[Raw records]
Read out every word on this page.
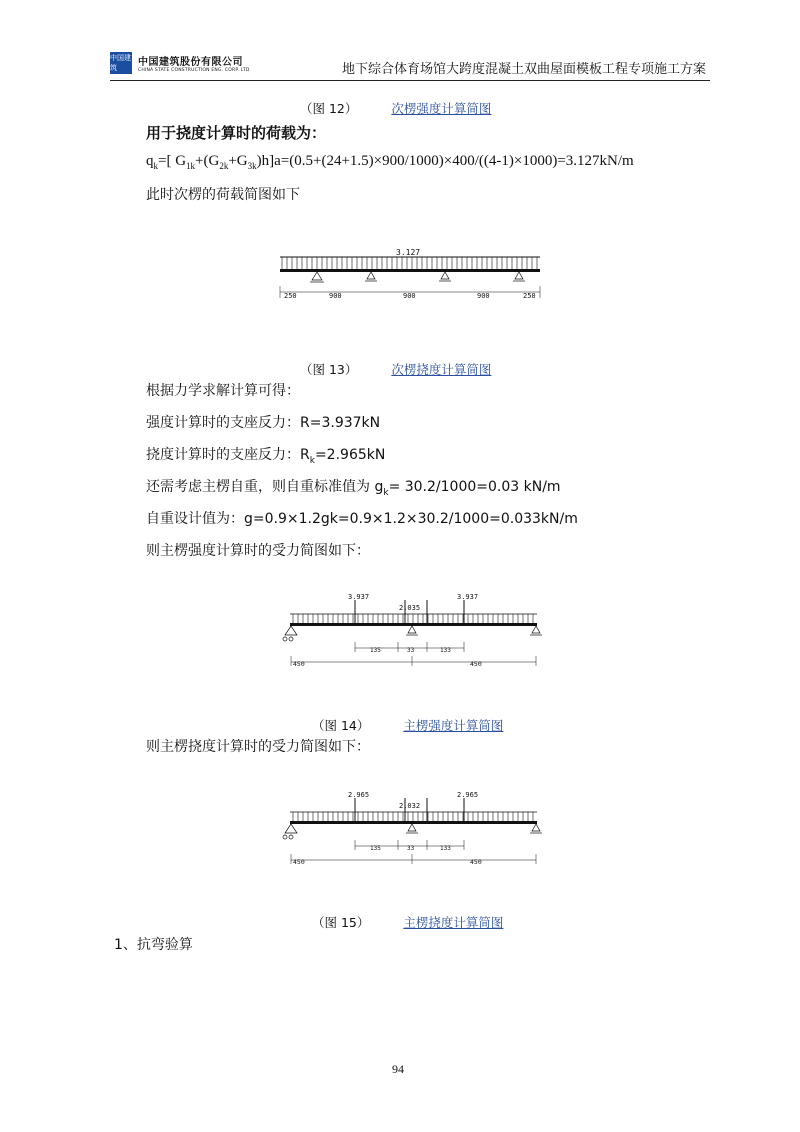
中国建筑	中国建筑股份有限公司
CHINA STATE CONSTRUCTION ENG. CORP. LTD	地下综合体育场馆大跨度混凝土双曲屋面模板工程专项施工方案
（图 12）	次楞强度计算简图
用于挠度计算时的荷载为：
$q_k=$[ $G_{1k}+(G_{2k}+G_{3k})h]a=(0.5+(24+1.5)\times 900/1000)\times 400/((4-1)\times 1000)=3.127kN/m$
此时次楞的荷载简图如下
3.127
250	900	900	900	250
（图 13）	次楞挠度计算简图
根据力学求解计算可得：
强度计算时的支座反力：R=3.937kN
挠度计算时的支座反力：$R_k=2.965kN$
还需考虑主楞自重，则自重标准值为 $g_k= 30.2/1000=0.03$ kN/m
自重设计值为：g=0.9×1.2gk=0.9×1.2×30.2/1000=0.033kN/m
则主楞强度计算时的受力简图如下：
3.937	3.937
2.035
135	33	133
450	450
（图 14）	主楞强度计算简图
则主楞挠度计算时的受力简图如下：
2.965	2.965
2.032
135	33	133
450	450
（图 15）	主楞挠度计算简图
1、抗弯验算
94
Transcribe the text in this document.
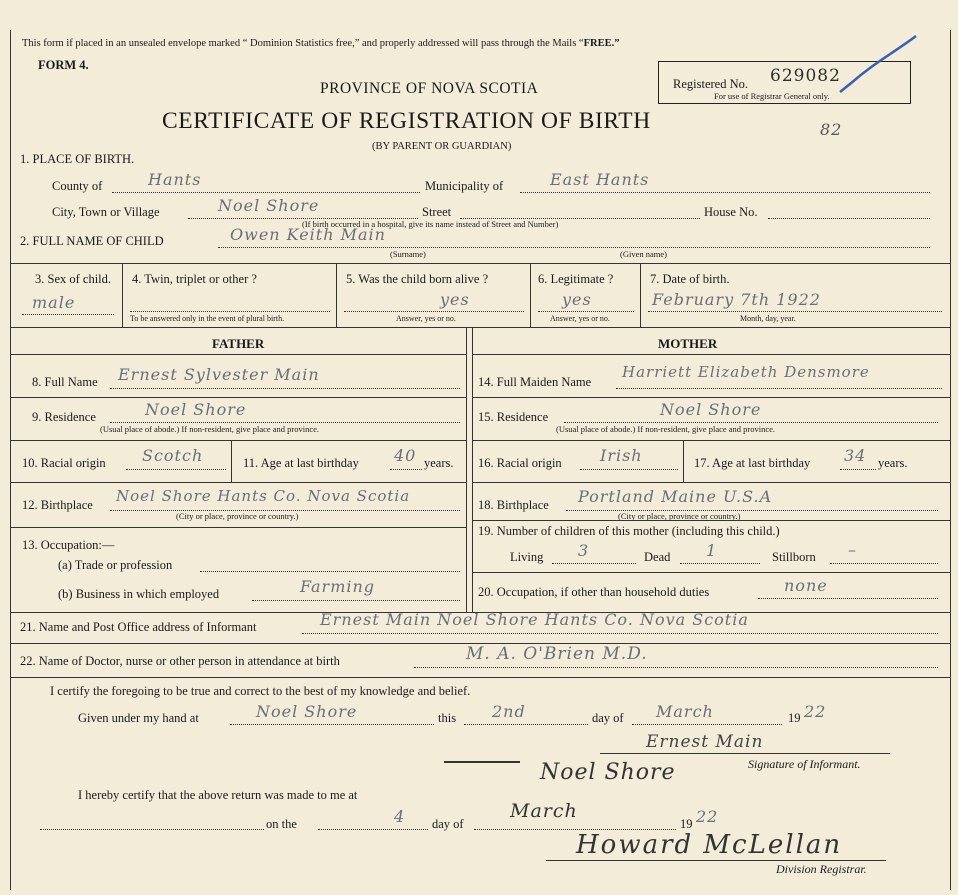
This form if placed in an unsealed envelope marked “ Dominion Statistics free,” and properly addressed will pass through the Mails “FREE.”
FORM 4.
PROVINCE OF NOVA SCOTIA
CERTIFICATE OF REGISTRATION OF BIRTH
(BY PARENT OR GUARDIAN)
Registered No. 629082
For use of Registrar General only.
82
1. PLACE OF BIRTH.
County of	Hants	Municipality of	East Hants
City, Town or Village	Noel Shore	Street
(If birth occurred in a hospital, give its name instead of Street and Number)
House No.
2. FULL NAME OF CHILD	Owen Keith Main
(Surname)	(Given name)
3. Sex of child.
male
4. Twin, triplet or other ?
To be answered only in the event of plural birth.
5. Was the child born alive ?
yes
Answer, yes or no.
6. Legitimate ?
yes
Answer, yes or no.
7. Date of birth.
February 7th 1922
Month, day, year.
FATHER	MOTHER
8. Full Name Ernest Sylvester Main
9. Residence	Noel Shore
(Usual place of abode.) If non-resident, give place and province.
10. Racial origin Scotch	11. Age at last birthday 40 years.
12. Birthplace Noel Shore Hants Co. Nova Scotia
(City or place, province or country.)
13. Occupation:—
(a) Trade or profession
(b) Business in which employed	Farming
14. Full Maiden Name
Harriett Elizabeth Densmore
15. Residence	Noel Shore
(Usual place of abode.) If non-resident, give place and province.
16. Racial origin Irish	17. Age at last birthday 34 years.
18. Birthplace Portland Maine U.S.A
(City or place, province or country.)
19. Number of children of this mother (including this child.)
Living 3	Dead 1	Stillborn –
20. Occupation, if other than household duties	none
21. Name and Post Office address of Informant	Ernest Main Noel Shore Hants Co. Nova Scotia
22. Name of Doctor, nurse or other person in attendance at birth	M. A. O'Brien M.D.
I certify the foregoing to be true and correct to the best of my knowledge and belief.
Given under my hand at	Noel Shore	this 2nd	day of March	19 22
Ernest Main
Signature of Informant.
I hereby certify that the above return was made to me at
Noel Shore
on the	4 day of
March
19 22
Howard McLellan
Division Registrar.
...
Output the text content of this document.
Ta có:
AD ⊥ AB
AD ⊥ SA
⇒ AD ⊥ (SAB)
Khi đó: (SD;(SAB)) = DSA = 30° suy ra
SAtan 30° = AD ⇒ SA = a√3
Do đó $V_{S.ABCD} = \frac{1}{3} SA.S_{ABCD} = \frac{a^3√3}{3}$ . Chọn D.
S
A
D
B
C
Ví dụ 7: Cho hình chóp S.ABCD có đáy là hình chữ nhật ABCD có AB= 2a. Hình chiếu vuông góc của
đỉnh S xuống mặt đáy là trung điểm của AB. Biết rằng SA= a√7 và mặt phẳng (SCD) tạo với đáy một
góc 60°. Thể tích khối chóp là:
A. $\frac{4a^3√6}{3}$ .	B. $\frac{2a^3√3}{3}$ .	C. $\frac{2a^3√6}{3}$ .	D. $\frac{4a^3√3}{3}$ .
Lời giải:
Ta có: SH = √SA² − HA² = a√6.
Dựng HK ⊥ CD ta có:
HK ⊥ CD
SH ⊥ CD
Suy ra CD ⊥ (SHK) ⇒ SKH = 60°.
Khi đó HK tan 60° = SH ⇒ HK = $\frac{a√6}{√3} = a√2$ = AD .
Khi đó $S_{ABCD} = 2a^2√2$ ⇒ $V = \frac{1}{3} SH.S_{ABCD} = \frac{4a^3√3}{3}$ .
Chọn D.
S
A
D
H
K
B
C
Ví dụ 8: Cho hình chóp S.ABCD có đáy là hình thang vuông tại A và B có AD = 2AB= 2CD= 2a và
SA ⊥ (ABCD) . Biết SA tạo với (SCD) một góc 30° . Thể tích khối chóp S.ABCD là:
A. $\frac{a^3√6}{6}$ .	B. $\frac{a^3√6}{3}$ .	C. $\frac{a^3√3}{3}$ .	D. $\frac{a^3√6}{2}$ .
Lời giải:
* * *
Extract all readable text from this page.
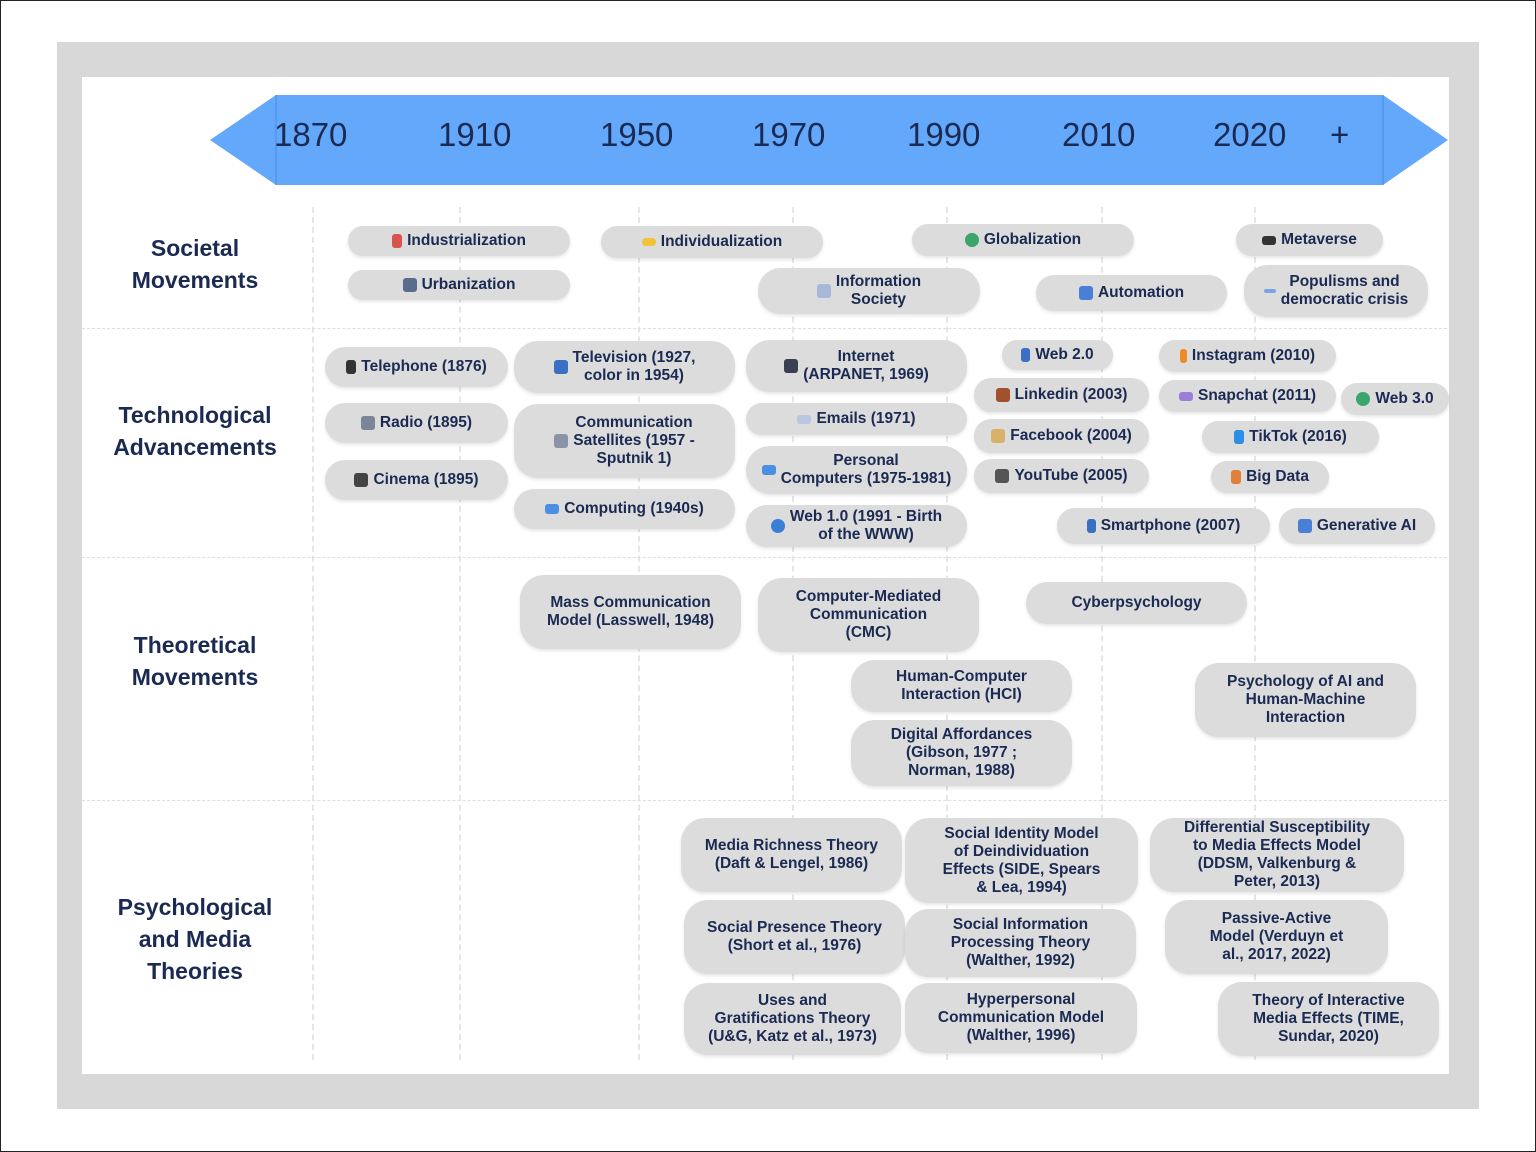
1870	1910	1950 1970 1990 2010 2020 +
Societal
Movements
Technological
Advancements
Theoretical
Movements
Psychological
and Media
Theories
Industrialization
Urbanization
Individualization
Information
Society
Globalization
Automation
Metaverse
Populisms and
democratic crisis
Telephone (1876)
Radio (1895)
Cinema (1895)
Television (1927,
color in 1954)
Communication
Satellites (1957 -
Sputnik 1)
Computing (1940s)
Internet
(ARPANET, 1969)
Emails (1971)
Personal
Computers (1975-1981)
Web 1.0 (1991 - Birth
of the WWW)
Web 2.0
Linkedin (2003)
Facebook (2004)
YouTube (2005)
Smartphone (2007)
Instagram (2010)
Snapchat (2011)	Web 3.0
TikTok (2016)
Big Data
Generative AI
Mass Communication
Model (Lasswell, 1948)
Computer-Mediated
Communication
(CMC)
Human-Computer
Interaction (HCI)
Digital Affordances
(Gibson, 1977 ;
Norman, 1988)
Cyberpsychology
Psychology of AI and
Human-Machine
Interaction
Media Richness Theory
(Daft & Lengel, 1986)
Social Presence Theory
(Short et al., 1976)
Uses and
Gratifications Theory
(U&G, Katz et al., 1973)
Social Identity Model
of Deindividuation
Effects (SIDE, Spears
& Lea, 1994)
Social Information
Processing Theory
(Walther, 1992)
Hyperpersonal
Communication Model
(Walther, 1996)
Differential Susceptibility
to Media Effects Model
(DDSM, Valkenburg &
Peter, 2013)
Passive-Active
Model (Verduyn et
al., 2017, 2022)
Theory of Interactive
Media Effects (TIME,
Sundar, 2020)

GIVEN INSTRUCTION: Reproduce each line from the records that contains the word "document".

FULL OUTPUT:
Transcribe the text in this document.
Output the text content of this document.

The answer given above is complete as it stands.